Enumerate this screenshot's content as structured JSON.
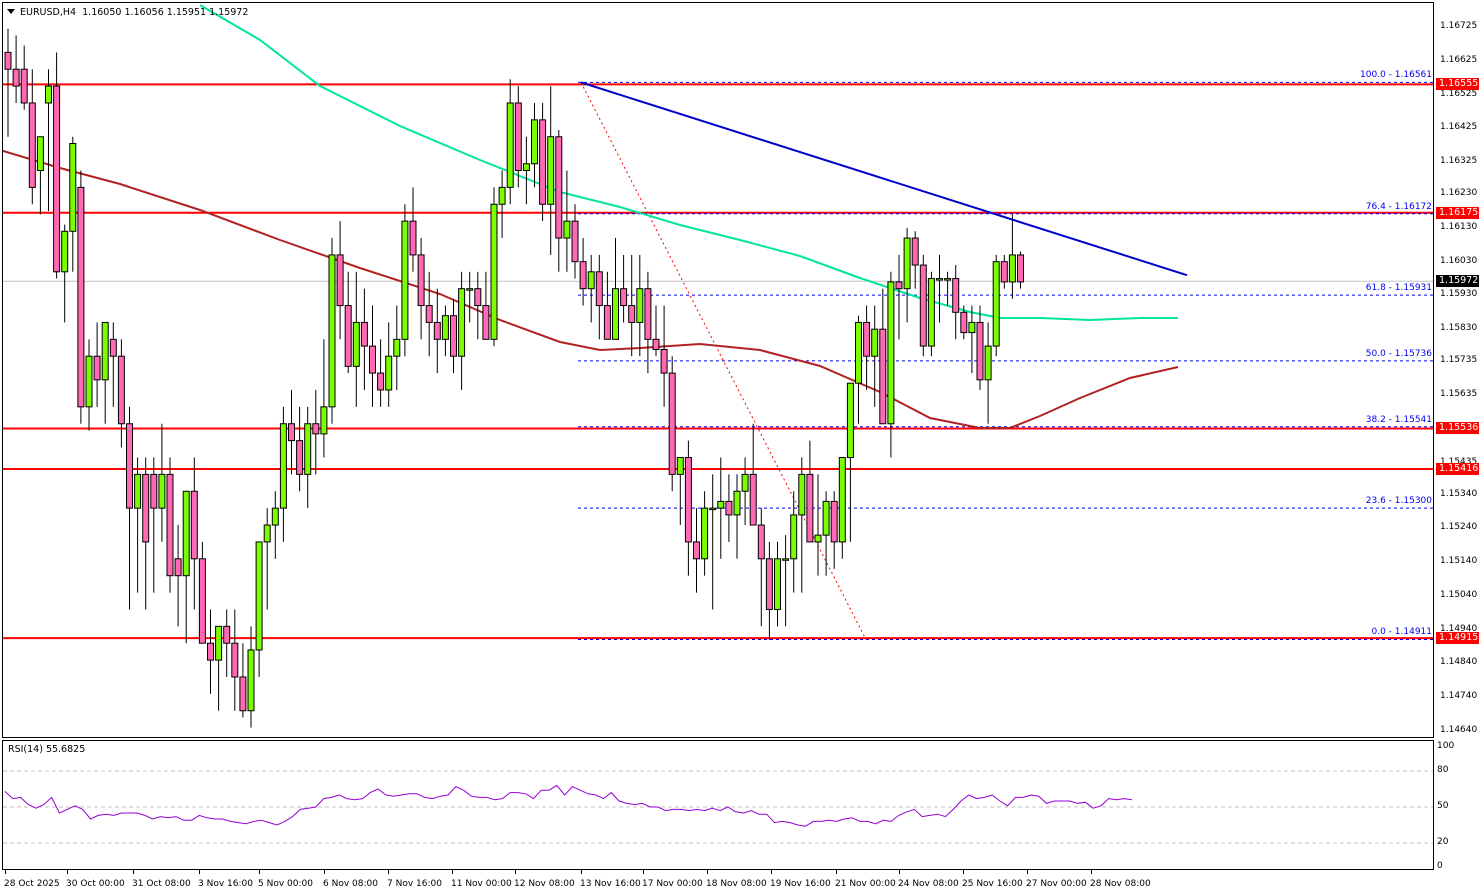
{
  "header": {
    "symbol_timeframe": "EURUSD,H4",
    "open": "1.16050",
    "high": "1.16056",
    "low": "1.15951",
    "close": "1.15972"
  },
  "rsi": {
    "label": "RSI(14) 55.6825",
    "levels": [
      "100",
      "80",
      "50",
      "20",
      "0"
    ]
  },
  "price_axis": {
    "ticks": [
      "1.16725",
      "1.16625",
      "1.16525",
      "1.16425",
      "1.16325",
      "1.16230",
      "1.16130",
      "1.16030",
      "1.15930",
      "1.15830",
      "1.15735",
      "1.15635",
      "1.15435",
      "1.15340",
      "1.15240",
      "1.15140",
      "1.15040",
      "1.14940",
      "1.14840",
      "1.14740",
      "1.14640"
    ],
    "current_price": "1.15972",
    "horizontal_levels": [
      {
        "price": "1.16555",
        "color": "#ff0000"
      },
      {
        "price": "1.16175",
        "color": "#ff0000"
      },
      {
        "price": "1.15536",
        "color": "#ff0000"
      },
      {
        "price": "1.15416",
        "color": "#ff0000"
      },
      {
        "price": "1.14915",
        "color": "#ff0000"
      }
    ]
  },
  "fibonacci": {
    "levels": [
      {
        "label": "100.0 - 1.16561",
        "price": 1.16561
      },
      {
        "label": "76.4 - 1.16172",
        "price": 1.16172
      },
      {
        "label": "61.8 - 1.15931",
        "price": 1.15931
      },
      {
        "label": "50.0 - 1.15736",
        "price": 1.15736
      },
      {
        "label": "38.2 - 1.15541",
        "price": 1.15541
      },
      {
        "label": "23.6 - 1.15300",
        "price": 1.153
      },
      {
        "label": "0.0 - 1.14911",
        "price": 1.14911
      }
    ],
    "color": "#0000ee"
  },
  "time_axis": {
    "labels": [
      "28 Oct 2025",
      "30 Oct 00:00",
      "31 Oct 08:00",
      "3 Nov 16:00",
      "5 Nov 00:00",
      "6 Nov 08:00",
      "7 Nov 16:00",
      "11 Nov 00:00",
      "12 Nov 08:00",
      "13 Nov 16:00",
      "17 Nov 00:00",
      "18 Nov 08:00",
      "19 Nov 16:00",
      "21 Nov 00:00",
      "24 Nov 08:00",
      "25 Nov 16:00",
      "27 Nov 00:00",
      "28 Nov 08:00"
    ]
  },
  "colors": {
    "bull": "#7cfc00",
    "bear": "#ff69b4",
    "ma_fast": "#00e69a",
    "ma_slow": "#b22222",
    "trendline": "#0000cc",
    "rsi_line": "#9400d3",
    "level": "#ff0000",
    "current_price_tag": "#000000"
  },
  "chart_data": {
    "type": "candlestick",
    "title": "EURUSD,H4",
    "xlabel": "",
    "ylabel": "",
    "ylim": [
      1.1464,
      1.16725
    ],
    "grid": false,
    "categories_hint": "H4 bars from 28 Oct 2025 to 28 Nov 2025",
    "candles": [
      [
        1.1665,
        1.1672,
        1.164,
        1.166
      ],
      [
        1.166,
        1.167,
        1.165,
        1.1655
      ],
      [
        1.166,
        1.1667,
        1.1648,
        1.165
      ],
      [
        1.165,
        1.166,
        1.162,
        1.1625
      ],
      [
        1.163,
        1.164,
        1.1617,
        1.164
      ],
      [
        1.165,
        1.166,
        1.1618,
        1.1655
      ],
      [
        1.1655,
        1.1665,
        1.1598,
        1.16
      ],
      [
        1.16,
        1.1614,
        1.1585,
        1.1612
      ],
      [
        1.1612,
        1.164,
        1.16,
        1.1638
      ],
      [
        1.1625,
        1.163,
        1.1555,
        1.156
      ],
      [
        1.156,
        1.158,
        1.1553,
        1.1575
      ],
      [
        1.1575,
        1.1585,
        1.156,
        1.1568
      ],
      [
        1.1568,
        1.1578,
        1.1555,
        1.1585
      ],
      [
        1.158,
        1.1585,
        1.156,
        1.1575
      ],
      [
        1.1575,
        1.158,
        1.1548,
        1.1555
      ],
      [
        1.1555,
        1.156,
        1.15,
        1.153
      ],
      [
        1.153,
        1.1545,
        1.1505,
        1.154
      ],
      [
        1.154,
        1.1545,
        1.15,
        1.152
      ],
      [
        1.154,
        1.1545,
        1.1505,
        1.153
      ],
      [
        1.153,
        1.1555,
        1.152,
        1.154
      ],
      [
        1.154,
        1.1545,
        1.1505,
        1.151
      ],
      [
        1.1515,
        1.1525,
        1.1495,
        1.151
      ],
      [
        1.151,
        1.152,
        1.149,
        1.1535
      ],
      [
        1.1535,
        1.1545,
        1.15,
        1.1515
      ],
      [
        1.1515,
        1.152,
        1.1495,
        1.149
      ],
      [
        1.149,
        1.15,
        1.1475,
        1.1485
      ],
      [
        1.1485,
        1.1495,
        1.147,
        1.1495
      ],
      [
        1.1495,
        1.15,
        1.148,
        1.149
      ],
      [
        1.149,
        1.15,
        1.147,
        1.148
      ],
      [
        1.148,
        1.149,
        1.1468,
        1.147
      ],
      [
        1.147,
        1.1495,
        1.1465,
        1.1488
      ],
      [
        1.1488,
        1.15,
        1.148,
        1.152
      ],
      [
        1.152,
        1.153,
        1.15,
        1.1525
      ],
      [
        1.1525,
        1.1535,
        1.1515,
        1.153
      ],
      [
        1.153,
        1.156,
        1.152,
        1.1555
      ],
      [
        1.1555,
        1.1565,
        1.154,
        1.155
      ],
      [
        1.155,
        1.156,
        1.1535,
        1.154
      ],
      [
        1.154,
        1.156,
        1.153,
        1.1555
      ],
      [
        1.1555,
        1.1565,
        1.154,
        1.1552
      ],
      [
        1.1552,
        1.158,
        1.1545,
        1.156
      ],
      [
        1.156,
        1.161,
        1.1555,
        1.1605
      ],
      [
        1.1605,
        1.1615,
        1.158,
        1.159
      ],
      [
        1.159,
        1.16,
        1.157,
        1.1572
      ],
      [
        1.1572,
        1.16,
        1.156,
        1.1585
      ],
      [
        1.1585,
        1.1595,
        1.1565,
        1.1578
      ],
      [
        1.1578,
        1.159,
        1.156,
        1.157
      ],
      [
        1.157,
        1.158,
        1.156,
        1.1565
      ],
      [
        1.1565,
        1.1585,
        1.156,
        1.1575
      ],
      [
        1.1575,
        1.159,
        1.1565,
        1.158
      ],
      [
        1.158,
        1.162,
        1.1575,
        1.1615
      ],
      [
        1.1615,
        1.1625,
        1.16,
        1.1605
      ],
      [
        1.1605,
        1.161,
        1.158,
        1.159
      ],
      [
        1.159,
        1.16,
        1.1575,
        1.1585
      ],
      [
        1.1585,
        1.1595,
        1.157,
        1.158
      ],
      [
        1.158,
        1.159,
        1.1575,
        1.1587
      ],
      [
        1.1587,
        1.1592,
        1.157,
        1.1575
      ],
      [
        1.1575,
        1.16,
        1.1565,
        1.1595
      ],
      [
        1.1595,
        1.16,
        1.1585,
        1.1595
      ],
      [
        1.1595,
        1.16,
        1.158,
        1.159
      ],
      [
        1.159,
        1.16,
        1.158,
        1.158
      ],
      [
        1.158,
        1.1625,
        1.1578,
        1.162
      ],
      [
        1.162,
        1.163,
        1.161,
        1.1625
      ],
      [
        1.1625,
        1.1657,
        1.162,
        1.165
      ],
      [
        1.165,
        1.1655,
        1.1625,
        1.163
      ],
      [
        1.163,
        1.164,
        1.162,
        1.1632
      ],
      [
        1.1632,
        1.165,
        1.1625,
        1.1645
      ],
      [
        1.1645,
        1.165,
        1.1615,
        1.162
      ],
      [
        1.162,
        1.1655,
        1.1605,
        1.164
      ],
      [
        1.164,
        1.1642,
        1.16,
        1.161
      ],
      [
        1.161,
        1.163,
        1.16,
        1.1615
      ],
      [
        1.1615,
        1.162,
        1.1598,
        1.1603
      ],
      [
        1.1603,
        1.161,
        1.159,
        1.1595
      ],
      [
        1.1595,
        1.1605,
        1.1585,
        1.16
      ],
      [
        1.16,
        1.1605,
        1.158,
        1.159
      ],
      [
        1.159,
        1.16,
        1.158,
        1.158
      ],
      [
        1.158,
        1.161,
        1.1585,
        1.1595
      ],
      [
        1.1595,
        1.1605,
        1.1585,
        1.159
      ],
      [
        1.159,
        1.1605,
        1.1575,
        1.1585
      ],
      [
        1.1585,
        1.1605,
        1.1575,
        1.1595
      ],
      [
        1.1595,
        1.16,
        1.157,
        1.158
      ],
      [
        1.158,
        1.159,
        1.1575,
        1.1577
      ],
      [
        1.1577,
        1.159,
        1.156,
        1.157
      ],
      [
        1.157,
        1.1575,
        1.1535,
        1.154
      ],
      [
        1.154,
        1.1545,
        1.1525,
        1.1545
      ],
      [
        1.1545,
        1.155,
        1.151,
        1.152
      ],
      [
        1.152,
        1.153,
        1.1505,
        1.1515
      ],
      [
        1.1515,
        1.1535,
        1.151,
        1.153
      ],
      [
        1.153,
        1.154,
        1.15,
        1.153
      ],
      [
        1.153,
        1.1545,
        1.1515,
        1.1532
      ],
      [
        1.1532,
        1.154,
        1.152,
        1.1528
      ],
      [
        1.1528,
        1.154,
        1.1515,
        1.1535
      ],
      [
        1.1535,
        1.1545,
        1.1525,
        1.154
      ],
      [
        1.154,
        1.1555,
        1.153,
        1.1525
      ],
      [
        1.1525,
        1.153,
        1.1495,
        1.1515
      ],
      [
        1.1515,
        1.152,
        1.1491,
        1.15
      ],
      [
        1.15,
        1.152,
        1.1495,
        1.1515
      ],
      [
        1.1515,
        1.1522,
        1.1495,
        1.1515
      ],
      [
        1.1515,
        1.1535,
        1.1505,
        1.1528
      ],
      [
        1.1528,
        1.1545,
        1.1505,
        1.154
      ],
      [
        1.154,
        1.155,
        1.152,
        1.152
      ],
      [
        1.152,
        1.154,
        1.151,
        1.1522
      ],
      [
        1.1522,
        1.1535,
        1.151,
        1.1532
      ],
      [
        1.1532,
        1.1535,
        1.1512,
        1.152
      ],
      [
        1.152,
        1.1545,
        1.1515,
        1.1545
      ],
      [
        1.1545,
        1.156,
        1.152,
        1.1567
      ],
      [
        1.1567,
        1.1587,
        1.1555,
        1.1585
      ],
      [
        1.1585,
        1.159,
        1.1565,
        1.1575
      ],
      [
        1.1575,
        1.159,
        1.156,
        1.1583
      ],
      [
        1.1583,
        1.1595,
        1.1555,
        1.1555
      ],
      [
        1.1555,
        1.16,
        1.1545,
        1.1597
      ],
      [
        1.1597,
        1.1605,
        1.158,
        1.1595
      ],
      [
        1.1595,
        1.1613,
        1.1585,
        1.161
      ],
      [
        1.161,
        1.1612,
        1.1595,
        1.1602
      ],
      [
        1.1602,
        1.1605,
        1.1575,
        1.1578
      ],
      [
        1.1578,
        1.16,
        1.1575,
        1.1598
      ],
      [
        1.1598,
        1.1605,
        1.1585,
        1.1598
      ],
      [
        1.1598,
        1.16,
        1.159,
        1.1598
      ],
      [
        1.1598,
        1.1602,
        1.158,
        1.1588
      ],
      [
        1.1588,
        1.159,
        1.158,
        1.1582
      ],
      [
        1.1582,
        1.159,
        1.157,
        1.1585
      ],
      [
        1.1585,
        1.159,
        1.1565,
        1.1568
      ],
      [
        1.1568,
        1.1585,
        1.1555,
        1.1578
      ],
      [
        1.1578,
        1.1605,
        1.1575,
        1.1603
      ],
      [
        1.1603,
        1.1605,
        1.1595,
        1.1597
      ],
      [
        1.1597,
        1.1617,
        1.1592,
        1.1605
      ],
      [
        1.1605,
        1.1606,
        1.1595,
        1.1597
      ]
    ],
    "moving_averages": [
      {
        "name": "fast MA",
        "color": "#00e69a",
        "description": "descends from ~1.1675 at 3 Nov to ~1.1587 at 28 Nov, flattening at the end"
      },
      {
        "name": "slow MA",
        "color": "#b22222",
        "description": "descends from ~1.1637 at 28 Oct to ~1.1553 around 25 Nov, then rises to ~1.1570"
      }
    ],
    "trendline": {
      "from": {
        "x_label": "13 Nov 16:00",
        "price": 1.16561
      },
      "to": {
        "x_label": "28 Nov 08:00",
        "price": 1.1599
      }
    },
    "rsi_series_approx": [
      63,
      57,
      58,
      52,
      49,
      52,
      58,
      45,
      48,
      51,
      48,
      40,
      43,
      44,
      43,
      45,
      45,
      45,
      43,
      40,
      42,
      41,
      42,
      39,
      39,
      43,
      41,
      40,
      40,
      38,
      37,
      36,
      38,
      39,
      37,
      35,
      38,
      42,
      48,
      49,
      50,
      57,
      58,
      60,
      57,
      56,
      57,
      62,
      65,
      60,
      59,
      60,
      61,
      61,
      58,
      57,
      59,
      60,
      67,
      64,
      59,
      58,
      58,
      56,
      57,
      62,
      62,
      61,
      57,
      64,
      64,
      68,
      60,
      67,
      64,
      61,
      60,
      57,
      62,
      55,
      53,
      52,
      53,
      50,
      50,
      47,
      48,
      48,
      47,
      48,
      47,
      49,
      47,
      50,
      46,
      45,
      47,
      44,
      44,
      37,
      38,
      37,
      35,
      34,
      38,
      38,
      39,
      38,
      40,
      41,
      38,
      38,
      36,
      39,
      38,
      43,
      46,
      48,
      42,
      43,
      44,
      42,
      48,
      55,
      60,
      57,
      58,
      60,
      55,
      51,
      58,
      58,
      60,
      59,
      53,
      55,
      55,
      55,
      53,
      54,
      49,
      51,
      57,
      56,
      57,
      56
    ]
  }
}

***

Written task. Looking at the entries above, say how many lines contain the word "from". Only the number is wanted.

Reply. 4